◆ DATA SECTION:
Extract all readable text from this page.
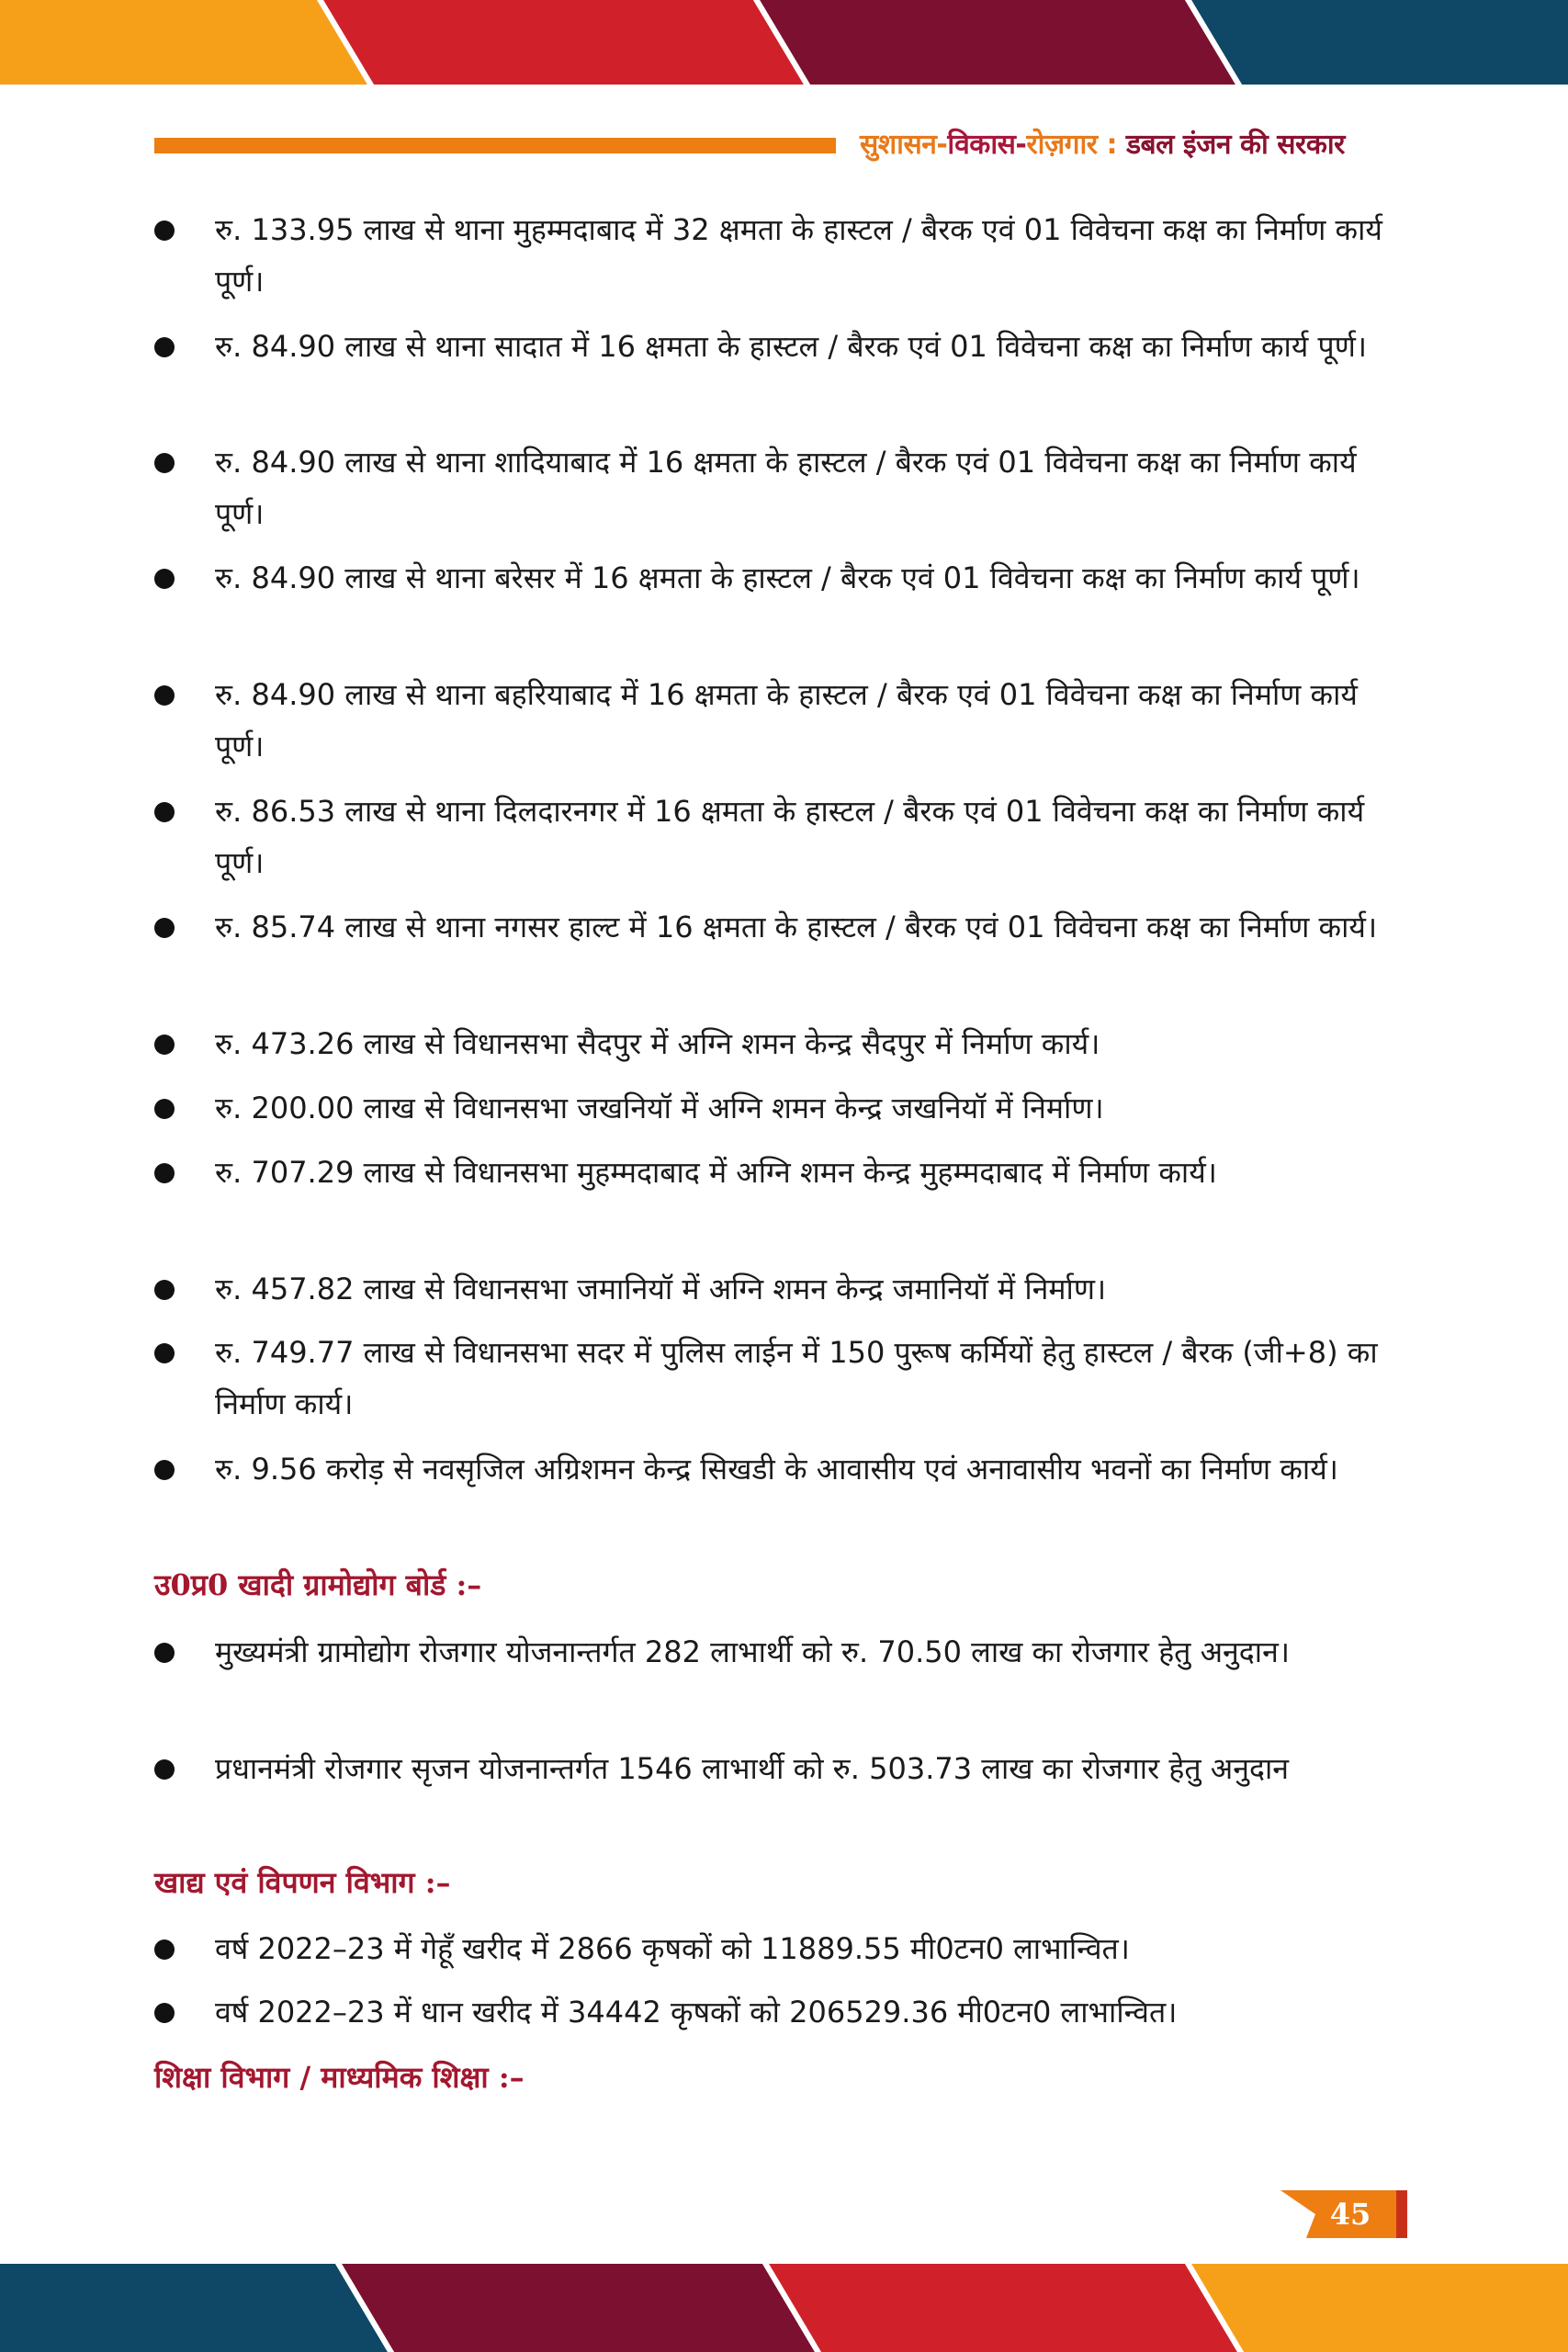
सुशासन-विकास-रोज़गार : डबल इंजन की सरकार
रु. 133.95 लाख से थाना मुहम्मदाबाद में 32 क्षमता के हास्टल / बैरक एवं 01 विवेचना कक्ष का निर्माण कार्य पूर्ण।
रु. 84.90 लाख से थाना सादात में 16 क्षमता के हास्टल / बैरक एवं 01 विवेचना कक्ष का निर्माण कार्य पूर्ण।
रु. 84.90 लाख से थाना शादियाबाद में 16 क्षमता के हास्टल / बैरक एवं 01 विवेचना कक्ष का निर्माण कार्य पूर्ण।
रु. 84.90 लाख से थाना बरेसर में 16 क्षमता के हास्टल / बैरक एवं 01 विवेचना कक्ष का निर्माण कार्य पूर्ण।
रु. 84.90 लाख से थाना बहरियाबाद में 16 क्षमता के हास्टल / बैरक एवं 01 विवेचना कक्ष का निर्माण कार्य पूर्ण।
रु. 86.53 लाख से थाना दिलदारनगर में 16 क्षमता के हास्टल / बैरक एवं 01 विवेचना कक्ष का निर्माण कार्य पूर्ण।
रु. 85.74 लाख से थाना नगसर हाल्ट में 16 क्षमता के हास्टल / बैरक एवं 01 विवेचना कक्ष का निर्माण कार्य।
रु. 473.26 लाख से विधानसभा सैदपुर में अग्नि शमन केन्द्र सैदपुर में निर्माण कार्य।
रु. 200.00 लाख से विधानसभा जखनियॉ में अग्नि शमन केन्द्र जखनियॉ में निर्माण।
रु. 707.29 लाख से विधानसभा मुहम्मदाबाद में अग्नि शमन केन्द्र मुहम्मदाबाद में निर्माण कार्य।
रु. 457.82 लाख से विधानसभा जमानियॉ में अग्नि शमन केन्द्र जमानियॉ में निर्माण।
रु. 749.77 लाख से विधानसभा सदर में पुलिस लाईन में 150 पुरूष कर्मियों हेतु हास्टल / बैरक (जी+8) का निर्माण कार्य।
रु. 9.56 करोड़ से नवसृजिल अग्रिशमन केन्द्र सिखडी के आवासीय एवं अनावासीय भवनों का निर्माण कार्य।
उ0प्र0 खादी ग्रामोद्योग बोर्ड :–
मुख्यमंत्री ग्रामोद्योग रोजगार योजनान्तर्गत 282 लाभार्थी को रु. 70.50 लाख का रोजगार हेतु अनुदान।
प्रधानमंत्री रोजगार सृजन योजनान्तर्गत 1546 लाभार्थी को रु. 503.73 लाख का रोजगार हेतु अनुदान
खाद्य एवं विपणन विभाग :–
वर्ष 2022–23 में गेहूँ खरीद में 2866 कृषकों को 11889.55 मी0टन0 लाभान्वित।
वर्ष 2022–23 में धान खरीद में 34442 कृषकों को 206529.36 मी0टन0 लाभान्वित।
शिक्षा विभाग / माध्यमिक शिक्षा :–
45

--

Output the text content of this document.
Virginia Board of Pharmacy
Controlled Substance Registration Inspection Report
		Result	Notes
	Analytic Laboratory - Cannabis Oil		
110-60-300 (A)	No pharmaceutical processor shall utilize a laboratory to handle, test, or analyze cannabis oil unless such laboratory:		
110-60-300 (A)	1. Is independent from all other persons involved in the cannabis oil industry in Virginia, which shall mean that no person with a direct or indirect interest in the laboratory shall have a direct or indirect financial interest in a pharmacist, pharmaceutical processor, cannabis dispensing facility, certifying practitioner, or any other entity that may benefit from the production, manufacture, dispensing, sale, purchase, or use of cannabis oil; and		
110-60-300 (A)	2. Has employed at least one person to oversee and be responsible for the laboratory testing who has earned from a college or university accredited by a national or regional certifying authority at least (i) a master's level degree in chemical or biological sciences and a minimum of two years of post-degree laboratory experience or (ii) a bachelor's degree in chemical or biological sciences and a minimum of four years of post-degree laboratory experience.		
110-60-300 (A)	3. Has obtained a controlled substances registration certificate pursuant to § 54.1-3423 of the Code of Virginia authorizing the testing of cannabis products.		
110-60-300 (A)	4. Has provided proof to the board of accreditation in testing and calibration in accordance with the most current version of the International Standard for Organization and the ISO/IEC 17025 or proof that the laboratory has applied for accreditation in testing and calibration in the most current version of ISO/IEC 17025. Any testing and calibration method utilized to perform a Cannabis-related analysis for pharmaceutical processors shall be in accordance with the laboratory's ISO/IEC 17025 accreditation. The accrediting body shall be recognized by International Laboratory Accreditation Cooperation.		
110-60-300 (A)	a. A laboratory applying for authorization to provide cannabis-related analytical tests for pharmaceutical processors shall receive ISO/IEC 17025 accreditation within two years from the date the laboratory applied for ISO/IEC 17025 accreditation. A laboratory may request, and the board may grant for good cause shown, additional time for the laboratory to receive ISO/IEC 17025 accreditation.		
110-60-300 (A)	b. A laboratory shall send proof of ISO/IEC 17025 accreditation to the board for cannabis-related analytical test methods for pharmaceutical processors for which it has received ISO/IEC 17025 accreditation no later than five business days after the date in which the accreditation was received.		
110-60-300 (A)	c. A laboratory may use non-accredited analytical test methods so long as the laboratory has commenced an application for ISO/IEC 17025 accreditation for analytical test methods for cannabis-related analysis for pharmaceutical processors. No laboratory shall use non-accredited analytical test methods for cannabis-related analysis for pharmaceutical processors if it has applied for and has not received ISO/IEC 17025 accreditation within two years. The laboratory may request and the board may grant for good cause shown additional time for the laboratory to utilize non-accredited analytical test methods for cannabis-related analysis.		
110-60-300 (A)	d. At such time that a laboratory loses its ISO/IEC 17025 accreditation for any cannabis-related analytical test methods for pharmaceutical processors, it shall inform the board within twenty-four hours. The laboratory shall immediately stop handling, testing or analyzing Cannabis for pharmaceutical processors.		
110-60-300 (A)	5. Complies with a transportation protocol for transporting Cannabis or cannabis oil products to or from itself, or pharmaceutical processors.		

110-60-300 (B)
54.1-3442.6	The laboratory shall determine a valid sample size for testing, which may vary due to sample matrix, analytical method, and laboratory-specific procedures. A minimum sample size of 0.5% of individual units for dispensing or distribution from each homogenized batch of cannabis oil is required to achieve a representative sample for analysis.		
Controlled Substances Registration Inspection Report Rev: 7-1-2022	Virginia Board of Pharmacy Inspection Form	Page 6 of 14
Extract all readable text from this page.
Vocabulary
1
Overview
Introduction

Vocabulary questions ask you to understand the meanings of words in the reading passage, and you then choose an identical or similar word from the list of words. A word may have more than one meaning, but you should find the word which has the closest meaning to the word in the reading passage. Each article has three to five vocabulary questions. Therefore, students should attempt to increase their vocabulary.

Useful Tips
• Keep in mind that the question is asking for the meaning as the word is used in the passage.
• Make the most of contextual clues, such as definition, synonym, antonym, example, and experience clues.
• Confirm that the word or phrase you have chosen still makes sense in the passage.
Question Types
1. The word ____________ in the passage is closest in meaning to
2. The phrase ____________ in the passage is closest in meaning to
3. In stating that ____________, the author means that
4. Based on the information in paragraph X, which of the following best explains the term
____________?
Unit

◆ EXERCISE GOAL:
Copy every line of the material in which the word "grant" occurs.

◆ SOLVED PROBLEM:
110-60-300 (A)	a. A laboratory applying for authorization to provide cannabis-related analytical tests for pharmaceutical processors shall receive ISO/IEC 17025 accreditation within two years from the date the laboratory applied for ISO/IEC 17025 accreditation. A laboratory may request, and the board may grant for good cause shown, additional time for the laboratory to receive ISO/IEC 17025 accreditation.		
110-60-300 (A)	c. A laboratory may use non-accredited analytical test methods so long as the laboratory has commenced an application for ISO/IEC 17025 accreditation for analytical test methods for cannabis-related analysis for pharmaceutical processors. No laboratory shall use non-accredited analytical test methods for cannabis-related analysis for pharmaceutical processors if it has applied for and has not received ISO/IEC 17025 accreditation within two years. The laboratory may request and the board may grant for good cause shown additional time for the laboratory to utilize non-accredited analytical test methods for cannabis-related analysis.		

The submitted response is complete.